--- START OF Entries ---

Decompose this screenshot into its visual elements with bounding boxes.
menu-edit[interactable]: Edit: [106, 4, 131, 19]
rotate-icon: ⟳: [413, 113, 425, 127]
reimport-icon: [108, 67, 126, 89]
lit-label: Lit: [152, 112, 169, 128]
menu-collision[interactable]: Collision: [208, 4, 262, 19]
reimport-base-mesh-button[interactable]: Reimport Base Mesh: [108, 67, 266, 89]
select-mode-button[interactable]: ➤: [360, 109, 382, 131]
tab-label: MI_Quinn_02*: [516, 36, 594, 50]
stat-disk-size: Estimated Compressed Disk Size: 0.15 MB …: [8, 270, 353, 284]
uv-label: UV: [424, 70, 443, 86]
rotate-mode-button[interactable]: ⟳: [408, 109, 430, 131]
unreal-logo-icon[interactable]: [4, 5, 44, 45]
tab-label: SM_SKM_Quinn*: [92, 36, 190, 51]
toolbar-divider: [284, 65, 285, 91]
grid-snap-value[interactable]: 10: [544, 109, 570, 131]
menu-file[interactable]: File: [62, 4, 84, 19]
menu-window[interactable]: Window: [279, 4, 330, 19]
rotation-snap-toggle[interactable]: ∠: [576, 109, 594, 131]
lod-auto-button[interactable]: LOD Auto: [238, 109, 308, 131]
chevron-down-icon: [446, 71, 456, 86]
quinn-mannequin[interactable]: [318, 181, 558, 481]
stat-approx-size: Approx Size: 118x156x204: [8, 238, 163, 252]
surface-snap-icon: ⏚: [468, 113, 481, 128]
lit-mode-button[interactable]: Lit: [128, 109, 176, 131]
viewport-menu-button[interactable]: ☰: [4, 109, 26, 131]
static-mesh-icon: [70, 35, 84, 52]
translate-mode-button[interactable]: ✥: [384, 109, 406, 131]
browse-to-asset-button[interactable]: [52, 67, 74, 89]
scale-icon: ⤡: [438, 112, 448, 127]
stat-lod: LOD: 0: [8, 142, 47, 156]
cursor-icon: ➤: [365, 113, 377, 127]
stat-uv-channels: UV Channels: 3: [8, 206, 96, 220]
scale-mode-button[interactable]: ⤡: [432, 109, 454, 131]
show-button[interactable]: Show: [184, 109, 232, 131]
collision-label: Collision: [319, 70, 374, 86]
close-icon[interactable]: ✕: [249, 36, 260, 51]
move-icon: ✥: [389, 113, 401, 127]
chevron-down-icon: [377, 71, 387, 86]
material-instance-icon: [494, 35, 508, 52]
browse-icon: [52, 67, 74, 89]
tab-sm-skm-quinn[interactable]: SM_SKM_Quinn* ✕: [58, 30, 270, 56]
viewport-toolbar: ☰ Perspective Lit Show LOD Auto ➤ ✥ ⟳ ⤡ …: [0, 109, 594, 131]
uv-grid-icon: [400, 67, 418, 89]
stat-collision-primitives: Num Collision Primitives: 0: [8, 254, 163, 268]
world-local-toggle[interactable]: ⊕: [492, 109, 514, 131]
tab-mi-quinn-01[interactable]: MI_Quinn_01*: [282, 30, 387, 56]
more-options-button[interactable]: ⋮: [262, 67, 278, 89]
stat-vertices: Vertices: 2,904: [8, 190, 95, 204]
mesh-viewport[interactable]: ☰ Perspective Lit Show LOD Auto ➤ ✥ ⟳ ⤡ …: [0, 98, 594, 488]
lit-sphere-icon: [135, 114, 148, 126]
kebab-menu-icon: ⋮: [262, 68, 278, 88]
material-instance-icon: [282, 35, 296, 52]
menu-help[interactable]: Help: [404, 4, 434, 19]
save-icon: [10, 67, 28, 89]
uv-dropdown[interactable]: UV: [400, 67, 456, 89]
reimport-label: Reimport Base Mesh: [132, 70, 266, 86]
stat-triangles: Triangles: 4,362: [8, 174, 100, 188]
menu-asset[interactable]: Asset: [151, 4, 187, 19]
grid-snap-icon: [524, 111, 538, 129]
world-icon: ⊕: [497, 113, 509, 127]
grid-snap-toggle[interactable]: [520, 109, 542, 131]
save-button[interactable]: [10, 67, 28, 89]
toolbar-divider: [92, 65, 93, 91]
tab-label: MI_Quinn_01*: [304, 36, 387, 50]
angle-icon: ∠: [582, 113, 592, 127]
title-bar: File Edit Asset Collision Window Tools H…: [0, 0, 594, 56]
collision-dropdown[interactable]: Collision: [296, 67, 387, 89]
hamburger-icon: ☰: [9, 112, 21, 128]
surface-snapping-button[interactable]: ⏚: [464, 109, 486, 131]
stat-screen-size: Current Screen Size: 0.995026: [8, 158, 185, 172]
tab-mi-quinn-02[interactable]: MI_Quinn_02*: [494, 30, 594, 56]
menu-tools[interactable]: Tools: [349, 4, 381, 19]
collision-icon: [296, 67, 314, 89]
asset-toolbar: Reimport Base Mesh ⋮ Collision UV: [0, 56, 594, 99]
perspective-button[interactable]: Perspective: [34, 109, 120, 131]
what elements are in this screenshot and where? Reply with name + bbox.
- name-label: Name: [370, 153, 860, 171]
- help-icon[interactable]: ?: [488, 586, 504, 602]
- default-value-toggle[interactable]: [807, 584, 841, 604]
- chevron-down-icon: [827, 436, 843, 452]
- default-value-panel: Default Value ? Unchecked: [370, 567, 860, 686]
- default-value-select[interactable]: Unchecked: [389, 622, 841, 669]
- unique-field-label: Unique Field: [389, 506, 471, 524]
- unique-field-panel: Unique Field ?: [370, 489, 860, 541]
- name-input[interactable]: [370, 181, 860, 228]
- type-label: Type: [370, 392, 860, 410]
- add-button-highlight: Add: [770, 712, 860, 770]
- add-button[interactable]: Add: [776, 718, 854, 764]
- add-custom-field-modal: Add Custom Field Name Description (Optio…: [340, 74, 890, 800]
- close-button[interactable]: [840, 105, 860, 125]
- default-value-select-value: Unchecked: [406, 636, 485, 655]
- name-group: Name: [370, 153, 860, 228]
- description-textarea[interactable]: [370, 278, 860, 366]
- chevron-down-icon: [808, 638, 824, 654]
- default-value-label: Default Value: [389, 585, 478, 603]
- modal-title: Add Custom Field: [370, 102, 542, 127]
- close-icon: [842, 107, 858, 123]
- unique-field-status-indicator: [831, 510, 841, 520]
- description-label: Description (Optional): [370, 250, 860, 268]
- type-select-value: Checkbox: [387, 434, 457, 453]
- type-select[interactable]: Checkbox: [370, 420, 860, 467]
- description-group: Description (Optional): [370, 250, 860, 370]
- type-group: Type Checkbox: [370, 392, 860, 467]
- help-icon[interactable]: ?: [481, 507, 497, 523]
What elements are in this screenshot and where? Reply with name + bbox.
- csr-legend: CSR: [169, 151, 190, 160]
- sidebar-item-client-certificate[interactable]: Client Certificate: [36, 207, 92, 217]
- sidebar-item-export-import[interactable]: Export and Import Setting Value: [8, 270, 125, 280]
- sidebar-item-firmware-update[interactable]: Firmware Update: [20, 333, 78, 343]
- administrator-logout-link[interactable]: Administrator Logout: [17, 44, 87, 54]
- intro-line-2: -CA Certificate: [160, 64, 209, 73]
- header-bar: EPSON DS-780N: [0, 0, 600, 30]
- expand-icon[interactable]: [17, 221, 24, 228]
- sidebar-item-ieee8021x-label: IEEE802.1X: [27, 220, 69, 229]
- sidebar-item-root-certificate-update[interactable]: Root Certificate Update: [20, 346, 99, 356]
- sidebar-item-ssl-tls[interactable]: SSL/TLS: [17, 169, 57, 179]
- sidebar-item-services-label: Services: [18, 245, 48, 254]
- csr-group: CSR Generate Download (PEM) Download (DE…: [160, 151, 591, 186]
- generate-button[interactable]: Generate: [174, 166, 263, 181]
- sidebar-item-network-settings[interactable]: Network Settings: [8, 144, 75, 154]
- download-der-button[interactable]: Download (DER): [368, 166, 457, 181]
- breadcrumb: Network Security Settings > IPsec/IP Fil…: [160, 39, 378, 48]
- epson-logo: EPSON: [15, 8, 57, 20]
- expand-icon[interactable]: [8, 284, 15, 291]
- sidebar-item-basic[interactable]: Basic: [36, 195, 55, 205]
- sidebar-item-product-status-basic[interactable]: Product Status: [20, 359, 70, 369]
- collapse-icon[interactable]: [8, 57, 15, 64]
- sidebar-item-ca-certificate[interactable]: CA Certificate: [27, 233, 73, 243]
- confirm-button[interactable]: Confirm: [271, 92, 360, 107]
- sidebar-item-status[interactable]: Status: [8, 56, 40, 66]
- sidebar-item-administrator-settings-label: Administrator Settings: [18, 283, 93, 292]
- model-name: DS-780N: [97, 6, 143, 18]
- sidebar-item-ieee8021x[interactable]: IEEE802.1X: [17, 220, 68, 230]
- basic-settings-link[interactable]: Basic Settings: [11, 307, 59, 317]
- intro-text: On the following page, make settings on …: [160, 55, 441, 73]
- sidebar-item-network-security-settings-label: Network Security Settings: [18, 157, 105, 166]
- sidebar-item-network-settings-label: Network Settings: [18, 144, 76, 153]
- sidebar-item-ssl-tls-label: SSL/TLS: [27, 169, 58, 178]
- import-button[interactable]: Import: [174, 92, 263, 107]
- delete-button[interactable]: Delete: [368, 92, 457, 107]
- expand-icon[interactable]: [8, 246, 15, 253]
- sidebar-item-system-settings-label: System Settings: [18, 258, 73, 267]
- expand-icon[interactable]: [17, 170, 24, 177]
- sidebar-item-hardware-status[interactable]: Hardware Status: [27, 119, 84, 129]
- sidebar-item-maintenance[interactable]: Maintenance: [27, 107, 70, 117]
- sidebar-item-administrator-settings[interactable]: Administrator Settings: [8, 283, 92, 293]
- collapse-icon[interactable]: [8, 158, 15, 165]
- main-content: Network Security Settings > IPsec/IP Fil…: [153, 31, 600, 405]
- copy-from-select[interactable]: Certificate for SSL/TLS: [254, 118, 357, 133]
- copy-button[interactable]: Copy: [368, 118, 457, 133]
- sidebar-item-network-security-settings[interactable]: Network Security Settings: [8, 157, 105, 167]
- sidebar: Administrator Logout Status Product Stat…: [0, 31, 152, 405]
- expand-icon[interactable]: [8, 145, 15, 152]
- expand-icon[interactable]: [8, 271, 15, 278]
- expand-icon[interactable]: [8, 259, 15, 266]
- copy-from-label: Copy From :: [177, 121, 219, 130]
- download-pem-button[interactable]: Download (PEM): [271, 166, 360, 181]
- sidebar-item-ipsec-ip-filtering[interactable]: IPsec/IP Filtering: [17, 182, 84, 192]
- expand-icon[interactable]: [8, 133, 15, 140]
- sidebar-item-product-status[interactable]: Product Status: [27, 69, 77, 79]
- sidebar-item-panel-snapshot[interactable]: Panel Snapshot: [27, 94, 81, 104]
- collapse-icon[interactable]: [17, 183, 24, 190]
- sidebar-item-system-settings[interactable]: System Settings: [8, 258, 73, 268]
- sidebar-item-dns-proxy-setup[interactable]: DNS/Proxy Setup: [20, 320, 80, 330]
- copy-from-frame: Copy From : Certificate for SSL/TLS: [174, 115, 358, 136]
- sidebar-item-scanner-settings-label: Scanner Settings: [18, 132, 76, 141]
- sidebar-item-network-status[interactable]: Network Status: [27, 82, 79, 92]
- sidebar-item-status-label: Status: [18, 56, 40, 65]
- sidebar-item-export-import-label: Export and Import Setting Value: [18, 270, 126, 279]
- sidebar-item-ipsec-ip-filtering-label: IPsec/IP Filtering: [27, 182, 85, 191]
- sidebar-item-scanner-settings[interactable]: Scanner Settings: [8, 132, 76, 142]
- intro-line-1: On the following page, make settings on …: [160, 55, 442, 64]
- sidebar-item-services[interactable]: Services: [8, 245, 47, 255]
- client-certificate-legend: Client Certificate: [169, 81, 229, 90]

--- END OF Entries ---

# Problem to work on:
Write out the items above unchanged, from the first line through the line holding "select-mode-button[interactable]: ➤: [360, 109, 382, 131]", both included.

# Written solution:
Decompose this screenshot into its visual elements with bounding boxes.
menu-edit[interactable]: Edit: [106, 4, 131, 19]
rotate-icon: ⟳: [413, 113, 425, 127]
reimport-icon: [108, 67, 126, 89]
lit-label: Lit: [152, 112, 169, 128]
menu-collision[interactable]: Collision: [208, 4, 262, 19]
reimport-base-mesh-button[interactable]: Reimport Base Mesh: [108, 67, 266, 89]
select-mode-button[interactable]: ➤: [360, 109, 382, 131]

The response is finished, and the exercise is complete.